#### Excerpt provided:
• • • • •

This appeal has been preferred by the claimant- appellant against the order of the learned Single Judge who although has enhanced the amount of compensation from
Rs.50,000/-, (which had been awarded by the Motor
Accident Claims Tribunal, Jaipur city, Jaipur) to a sum of Rs.1,00,000/-, the claimant has felt dis-satisfied with this amount and has preferred this appeal.
It was submitted by learned counsel for the claimant-appellant that the petitioner had suffered 25% injury as a result of which his spleen has been removed and therefore the learned Single Judge has not awarded adequate compensation to the claimant-appellant by enhancing it to Rs.1,00,000/- only.

• • • • •

[Records of where elements appear]
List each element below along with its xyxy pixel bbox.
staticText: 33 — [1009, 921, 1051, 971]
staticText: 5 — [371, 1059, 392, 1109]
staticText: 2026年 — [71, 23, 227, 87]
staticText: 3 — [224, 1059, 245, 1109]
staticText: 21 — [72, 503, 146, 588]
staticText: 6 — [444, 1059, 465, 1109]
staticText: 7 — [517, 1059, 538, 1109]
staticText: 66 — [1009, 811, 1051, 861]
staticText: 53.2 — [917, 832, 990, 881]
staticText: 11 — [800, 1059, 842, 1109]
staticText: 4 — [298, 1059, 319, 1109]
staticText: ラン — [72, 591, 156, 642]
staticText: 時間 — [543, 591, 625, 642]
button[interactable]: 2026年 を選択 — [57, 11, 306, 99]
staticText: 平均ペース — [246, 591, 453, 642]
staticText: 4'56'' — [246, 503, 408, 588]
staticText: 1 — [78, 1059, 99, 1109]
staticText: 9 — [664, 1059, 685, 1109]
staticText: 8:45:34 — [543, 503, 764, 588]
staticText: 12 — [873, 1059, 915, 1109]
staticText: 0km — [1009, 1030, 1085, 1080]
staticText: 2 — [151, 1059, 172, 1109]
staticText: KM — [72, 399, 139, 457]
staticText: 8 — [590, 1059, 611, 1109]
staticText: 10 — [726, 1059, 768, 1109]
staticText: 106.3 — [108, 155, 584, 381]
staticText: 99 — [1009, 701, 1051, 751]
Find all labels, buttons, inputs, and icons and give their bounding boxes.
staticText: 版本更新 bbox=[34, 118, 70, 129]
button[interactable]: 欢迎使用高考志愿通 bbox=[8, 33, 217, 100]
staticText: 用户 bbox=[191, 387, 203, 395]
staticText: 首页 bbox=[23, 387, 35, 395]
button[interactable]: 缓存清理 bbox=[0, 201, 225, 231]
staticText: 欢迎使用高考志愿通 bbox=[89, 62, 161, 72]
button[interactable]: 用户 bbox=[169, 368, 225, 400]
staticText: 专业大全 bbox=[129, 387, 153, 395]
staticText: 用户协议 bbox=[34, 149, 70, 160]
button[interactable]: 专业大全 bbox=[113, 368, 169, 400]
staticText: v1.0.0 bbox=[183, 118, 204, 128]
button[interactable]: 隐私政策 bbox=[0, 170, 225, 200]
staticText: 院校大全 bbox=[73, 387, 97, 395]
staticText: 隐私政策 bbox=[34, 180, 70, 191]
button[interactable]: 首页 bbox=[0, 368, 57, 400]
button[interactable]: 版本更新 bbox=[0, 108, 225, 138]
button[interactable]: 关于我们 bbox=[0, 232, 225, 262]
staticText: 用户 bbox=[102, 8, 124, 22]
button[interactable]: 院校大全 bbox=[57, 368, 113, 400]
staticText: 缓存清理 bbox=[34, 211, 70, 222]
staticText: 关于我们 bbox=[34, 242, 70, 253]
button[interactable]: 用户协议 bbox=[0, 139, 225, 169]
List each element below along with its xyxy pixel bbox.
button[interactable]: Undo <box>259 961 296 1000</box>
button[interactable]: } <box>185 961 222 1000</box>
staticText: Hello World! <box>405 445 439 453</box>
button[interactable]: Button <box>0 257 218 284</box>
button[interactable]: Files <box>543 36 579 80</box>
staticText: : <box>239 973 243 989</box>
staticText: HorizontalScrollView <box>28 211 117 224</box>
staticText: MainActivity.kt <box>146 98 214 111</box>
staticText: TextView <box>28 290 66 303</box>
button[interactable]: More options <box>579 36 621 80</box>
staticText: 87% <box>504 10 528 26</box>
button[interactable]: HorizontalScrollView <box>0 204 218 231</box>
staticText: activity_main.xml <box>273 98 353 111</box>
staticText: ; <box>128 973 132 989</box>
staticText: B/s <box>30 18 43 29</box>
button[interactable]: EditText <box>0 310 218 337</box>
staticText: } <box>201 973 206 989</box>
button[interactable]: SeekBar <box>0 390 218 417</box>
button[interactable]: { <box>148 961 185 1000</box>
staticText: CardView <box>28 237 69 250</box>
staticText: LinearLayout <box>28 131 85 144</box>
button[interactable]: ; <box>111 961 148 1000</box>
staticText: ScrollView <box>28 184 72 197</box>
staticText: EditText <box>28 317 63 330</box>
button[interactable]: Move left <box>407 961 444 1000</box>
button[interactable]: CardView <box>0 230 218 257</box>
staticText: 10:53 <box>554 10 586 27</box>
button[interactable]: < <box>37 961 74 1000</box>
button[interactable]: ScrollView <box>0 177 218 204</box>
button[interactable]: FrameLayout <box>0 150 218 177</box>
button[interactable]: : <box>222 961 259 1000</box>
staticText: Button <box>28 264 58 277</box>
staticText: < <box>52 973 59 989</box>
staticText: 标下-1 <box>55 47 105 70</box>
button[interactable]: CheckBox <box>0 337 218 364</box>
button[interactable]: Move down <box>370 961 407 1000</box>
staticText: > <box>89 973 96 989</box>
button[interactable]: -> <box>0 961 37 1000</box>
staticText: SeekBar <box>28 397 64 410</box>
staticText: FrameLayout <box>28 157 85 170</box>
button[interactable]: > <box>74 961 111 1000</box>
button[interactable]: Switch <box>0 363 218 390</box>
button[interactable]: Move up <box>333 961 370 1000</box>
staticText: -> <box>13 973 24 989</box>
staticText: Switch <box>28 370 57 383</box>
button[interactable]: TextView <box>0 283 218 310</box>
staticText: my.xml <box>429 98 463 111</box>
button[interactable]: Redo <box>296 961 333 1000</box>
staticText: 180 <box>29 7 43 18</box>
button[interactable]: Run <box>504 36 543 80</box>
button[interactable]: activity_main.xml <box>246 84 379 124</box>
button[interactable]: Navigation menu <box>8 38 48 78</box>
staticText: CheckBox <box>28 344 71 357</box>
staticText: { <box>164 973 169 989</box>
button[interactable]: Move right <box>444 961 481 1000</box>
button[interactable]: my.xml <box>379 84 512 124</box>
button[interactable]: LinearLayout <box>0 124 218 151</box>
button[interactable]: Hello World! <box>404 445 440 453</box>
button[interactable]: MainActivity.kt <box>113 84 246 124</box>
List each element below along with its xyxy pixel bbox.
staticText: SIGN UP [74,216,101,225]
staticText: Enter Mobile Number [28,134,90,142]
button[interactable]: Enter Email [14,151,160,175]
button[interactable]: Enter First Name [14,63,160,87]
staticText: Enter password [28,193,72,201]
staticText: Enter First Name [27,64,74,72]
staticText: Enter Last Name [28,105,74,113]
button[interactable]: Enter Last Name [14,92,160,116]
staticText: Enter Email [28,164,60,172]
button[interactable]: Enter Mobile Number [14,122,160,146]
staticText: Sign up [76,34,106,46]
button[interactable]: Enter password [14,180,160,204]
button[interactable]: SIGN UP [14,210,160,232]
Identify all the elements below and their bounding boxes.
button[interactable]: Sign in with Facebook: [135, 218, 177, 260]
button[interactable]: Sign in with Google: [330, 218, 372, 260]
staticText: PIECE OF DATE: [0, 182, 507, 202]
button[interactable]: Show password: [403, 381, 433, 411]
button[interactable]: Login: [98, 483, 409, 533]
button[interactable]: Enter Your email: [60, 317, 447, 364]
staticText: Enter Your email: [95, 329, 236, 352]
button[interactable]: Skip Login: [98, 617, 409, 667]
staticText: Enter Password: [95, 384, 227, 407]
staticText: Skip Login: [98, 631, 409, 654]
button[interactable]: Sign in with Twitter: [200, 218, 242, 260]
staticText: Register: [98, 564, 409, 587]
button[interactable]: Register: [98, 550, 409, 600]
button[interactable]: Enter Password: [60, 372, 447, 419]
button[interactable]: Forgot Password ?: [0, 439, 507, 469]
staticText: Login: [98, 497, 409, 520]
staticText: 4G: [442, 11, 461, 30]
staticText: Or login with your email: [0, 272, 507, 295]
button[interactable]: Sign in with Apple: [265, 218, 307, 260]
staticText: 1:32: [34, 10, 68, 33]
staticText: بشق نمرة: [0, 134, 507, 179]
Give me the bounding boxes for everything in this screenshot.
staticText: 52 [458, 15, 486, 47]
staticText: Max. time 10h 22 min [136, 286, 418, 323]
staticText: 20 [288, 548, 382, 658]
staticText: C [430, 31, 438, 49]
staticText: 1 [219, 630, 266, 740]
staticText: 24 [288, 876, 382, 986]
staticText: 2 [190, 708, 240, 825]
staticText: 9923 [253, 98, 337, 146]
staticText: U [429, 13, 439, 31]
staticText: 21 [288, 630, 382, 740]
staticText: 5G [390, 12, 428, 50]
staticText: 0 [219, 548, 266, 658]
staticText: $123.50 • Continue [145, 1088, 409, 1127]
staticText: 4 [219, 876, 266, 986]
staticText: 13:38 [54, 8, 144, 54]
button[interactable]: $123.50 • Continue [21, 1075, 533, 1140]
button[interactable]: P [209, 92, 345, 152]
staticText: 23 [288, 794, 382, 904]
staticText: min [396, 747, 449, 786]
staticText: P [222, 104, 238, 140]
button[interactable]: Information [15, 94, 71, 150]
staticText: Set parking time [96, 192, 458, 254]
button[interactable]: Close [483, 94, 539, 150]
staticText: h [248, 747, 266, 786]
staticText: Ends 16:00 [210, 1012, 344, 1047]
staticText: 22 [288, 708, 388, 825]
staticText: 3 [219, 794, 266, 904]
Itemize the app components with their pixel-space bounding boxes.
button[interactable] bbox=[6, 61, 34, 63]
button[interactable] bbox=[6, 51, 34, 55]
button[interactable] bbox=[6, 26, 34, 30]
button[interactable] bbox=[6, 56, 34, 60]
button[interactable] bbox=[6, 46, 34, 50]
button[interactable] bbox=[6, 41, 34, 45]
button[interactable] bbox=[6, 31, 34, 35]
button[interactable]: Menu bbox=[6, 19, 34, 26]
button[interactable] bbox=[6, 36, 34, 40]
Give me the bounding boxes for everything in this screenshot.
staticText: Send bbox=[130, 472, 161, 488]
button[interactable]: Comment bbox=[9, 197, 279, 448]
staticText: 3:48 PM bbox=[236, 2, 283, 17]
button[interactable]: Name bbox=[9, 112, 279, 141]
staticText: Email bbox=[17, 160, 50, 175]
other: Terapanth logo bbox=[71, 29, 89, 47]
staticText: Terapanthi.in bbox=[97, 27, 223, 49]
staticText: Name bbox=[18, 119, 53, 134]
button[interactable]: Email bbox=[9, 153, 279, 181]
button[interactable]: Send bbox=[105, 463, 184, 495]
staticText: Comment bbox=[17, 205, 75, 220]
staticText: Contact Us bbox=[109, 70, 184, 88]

• • • • •

#### Stated problem:
Can you continue the excerpt on the compensation appeal from its last sentence? These records stand apart from the text and are separate material.

#### Response to the exercise:
While considering the submission raised on behalf of the claimant-appellant, we have taken note of the Schedule to the Motor Vehicles Act of 1988 wherein it has been laid down that a claimant who has sustained grievous injury would be entitled to an amount of compensation for such percentage of injury which he would have received in the event of his death. Applying this principle we have noticed that the claimant-appellant was aged 17 years at the time of the accident, who was not earning any income and, therefore, his notional income would be Rs.15,000/- per annum out of which if 1/4th were deducted to which a multiplier of 16 had to be applied, he would have been entitled to a sum of Rs.45,000/- only by calculating 25% out of the total compensation if it were a case of death. The appellant has incurred approximately less than Rs.50,000/- towards his treatment and if this amount is added to the sum of Rs.45,000/- this would be approximately Rs.95,000/- which is less than Rs.1,00,000/-. As this amount has already been awarded by the learned Single Judge, we see no ground for further enhancement of the amount by us at the appellate state.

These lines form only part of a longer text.